The problem:
Transcribe the records in full, keeping every character as it is.

Extracted records:
•••

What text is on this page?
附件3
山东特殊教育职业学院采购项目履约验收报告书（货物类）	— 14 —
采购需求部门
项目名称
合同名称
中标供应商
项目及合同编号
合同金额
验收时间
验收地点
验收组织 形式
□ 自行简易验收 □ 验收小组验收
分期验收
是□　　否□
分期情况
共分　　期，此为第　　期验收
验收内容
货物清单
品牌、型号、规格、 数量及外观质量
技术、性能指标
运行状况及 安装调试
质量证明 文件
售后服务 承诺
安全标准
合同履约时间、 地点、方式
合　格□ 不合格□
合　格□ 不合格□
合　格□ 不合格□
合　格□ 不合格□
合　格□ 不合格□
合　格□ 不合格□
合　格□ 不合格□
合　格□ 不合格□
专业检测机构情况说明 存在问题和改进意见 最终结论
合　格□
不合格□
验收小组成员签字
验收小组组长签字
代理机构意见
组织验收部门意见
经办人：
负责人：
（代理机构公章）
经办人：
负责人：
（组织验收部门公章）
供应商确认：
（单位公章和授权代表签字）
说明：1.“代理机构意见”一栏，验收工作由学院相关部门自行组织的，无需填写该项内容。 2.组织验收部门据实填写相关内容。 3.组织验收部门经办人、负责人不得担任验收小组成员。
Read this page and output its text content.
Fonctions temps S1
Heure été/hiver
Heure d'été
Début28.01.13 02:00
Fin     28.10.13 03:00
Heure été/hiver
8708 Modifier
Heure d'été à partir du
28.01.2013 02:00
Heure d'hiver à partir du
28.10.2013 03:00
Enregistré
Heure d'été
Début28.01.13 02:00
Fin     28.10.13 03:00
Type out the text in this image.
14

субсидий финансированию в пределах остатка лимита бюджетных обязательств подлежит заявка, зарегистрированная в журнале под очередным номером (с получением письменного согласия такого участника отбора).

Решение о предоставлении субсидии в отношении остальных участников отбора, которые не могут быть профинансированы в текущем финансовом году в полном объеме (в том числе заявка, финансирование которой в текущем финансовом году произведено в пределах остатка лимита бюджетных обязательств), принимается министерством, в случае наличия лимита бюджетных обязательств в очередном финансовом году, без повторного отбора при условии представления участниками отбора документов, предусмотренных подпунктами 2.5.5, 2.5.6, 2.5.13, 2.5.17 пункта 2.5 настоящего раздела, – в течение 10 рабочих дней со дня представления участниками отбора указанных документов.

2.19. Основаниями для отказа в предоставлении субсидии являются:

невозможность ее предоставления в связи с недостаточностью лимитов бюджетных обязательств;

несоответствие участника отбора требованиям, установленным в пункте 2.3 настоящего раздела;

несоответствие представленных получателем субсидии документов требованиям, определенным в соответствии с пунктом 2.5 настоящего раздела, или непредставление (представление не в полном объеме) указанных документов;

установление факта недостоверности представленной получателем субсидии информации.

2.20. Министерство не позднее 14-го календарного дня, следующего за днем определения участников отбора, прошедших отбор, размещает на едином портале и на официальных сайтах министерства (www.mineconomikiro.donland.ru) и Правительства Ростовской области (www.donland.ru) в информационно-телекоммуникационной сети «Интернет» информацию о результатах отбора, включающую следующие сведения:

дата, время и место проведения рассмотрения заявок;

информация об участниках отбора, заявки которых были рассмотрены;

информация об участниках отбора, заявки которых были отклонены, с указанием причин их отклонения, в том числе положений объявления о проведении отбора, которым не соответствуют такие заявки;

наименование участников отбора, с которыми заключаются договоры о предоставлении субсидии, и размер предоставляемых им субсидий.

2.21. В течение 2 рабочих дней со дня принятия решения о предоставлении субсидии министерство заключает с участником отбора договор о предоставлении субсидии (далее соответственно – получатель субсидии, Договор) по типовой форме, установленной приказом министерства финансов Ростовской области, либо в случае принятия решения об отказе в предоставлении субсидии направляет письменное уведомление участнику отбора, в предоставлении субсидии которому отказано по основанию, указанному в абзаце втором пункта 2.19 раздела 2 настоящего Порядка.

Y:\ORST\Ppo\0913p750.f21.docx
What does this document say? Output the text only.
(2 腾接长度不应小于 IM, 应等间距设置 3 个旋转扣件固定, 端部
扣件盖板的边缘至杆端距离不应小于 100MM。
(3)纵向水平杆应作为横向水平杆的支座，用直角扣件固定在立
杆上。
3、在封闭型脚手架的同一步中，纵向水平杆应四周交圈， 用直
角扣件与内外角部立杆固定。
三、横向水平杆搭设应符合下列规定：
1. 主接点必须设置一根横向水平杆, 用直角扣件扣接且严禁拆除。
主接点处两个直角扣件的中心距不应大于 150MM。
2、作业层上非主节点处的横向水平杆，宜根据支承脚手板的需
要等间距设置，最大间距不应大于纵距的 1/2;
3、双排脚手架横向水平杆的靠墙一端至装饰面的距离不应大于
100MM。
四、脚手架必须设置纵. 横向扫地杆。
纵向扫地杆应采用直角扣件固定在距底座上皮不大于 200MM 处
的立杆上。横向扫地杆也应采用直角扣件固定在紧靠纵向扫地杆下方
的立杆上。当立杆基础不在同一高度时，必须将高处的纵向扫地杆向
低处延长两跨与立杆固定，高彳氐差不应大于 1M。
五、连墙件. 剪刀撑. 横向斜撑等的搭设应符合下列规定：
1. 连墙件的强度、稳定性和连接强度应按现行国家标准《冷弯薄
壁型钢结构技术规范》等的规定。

•••

Full output:
What text is on this page?
附件3
山东特殊教育职业学院采购项目履约验收报告书（货物类）	— 14 —
采购需求部门
项目名称
合同名称
中标供应商
项目及合同编号
合同金额
验收时间
验收地点
验收组织 形式
□ 自行简易验收 □ 验收小组验收
分期验收
是□　　否□
分期情况
共分　　期，此为第　　期验收
验收内容
货物清单
品牌、型号、规格、 数量及外观质量
技术、性能指标
运行状况及 安装调试
质量证明 文件
售后服务 承诺
安全标准
合同履约时间、 地点、方式
合　格□ 不合格□
合　格□ 不合格□
合　格□ 不合格□
合　格□ 不合格□
合　格□ 不合格□
合　格□ 不合格□
合　格□ 不合格□
合　格□ 不合格□
专业检测机构情况说明 存在问题和改进意见 最终结论
合　格□
不合格□
验收小组成员签字
验收小组组长签字
代理机构意见
组织验收部门意见
经办人：
负责人：
（代理机构公章）
经办人：
负责人：
（组织验收部门公章）
供应商确认：
（单位公章和授权代表签字）
说明：1.“代理机构意见”一栏，验收工作由学院相关部门自行组织的，无需填写该项内容。 2.组织验收部门据实填写相关内容。 3.组织验收部门经办人、负责人不得担任验收小组成员。
Read this page and output its text content.
Fonctions temps S1
Heure été/hiver
Heure d'été
Début28.01.13 02:00
Fin     28.10.13 03:00
Heure été/hiver
8708 Modifier
Heure d'été à partir du
28.01.2013 02:00
Heure d'hiver à partir du
28.10.2013 03:00
Enregistré
Heure d'été
Début28.01.13 02:00
Fin     28.10.13 03:00
Type out the text in this image.
14

субсидий финансированию в пределах остатка лимита бюджетных обязательств подлежит заявка, зарегистрированная в журнале под очередным номером (с получением письменного согласия такого участника отбора).

Решение о предоставлении субсидии в отношении остальных участников отбора, которые не могут быть профинансированы в текущем финансовом году в полном объеме (в том числе заявка, финансирование которой в текущем финансовом году произведено в пределах остатка лимита бюджетных обязательств), принимается министерством, в случае наличия лимита бюджетных обязательств в очередном финансовом году, без повторного отбора при условии представления участниками отбора документов, предусмотренных подпунктами 2.5.5, 2.5.6, 2.5.13, 2.5.17 пункта 2.5 настоящего раздела, – в течение 10 рабочих дней со дня представления участниками отбора указанных документов.

2.19. Основаниями для отказа в предоставлении субсидии являются:

невозможность ее предоставления в связи с недостаточностью лимитов бюджетных обязательств;

несоответствие участника отбора требованиям, установленным в пункте 2.3 настоящего раздела;

несоответствие представленных получателем субсидии документов требованиям, определенным в соответствии с пунктом 2.5 настоящего раздела, или непредставление (представление не в полном объеме) указанных документов;

установление факта недостоверности представленной получателем субсидии информации.

2.20. Министерство не позднее 14-го календарного дня, следующего за днем определения участников отбора, прошедших отбор, размещает на едином портале и на официальных сайтах министерства (www.mineconomikiro.donland.ru) и Правительства Ростовской области (www.donland.ru) в информационно-телекоммуникационной сети «Интернет» информацию о результатах отбора, включающую следующие сведения:

дата, время и место проведения рассмотрения заявок;

информация об участниках отбора, заявки которых были рассмотрены;

информация об участниках отбора, заявки которых были отклонены, с указанием причин их отклонения, в том числе положений объявления о проведении отбора, которым не соответствуют такие заявки;

наименование участников отбора, с которыми заключаются договоры о предоставлении субсидии, и размер предоставляемых им субсидий.

2.21. В течение 2 рабочих дней со дня принятия решения о предоставлении субсидии министерство заключает с участником отбора договор о предоставлении субсидии (далее соответственно – получатель субсидии, Договор) по типовой форме, установленной приказом министерства финансов Ростовской области, либо в случае принятия решения об отказе в предоставлении субсидии направляет письменное уведомление участнику отбора, в предоставлении субсидии которому отказано по основанию, указанному в абзаце втором пункта 2.19 раздела 2 настоящего Порядка.

Y:\ORST\Ppo\0913p750.f21.docx
What does this document say? Output the text only.
(2 腾接长度不应小于 IM, 应等间距设置 3 个旋转扣件固定, 端部
扣件盖板的边缘至杆端距离不应小于 100MM。
(3)纵向水平杆应作为横向水平杆的支座，用直角扣件固定在立
杆上。
3、在封闭型脚手架的同一步中，纵向水平杆应四周交圈， 用直
角扣件与内外角部立杆固定。
三、横向水平杆搭设应符合下列规定：
1. 主接点必须设置一根横向水平杆, 用直角扣件扣接且严禁拆除。
主接点处两个直角扣件的中心距不应大于 150MM。
2、作业层上非主节点处的横向水平杆，宜根据支承脚手板的需
要等间距设置，最大间距不应大于纵距的 1/2;
3、双排脚手架横向水平杆的靠墙一端至装饰面的距离不应大于
100MM。
四、脚手架必须设置纵. 横向扫地杆。
纵向扫地杆应采用直角扣件固定在距底座上皮不大于 200MM 处
的立杆上。横向扫地杆也应采用直角扣件固定在紧靠纵向扫地杆下方
的立杆上。当立杆基础不在同一高度时，必须将高处的纵向扫地杆向
低处延长两跨与立杆固定，高彳氐差不应大于 1M。
五、连墙件. 剪刀撑. 横向斜撑等的搭设应符合下列规定：
1. 连墙件的强度、稳定性和连接强度应按现行国家标准《冷弯薄
壁型钢结构技术规范》等的规定。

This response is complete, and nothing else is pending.